▶ _Work required_
Using the listing below, please gather every line containing the word "Leistung".

▶ _Records to use_
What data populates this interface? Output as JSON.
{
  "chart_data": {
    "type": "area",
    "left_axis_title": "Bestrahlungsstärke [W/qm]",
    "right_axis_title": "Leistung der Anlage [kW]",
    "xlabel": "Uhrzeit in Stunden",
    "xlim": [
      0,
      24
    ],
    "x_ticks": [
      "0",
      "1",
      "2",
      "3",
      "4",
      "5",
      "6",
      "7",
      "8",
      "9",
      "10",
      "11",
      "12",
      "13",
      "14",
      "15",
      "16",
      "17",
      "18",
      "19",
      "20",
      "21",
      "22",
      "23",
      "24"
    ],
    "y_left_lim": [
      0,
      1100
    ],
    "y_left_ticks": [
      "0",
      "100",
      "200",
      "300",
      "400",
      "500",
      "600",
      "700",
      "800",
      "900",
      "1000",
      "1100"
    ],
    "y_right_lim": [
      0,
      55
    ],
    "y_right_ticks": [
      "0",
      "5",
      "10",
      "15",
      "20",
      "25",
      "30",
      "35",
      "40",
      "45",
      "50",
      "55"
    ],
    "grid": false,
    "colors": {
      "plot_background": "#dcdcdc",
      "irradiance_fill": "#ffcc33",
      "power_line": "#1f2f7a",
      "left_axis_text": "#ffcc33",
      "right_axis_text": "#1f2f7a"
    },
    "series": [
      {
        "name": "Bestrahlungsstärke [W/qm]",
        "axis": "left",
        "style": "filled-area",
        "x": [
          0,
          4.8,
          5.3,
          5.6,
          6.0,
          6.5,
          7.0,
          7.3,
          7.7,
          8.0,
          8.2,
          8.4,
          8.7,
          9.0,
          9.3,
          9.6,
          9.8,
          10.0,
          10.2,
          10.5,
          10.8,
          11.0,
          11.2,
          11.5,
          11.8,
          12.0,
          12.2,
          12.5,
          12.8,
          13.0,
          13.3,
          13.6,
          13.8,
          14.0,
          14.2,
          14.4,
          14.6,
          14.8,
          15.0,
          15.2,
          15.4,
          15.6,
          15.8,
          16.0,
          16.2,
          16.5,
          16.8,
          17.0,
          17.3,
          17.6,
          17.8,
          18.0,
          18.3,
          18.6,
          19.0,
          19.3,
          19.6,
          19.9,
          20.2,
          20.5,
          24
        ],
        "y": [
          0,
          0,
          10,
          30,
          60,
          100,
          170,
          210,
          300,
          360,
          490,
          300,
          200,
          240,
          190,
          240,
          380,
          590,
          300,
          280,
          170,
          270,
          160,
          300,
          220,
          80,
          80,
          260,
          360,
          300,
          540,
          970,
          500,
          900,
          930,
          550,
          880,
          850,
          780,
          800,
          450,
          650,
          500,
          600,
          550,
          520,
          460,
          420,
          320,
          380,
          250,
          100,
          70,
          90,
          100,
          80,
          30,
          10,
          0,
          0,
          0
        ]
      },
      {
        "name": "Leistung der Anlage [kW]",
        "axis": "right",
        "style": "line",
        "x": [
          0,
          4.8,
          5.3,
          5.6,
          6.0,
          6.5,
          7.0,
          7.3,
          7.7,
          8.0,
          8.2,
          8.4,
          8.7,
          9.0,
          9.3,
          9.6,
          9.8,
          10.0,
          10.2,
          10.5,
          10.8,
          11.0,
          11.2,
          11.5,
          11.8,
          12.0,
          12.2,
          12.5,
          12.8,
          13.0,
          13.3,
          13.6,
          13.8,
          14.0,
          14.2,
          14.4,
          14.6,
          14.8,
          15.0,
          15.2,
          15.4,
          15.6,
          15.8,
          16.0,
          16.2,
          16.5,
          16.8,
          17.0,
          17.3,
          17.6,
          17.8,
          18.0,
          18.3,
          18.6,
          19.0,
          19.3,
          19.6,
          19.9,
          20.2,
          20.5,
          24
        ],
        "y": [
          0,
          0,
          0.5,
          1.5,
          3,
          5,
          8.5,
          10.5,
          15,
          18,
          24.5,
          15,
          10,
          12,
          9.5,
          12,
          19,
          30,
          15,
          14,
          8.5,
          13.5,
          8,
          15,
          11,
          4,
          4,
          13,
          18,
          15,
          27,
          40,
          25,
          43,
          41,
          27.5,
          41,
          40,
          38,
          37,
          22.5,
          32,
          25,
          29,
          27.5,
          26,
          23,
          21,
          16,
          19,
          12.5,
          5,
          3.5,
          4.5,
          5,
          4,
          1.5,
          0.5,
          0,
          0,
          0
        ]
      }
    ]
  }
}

▶ _Task answer_
    "right_axis_title": "Leistung der Anlage [kW]",
        "name": "Leistung der Anlage [kW]",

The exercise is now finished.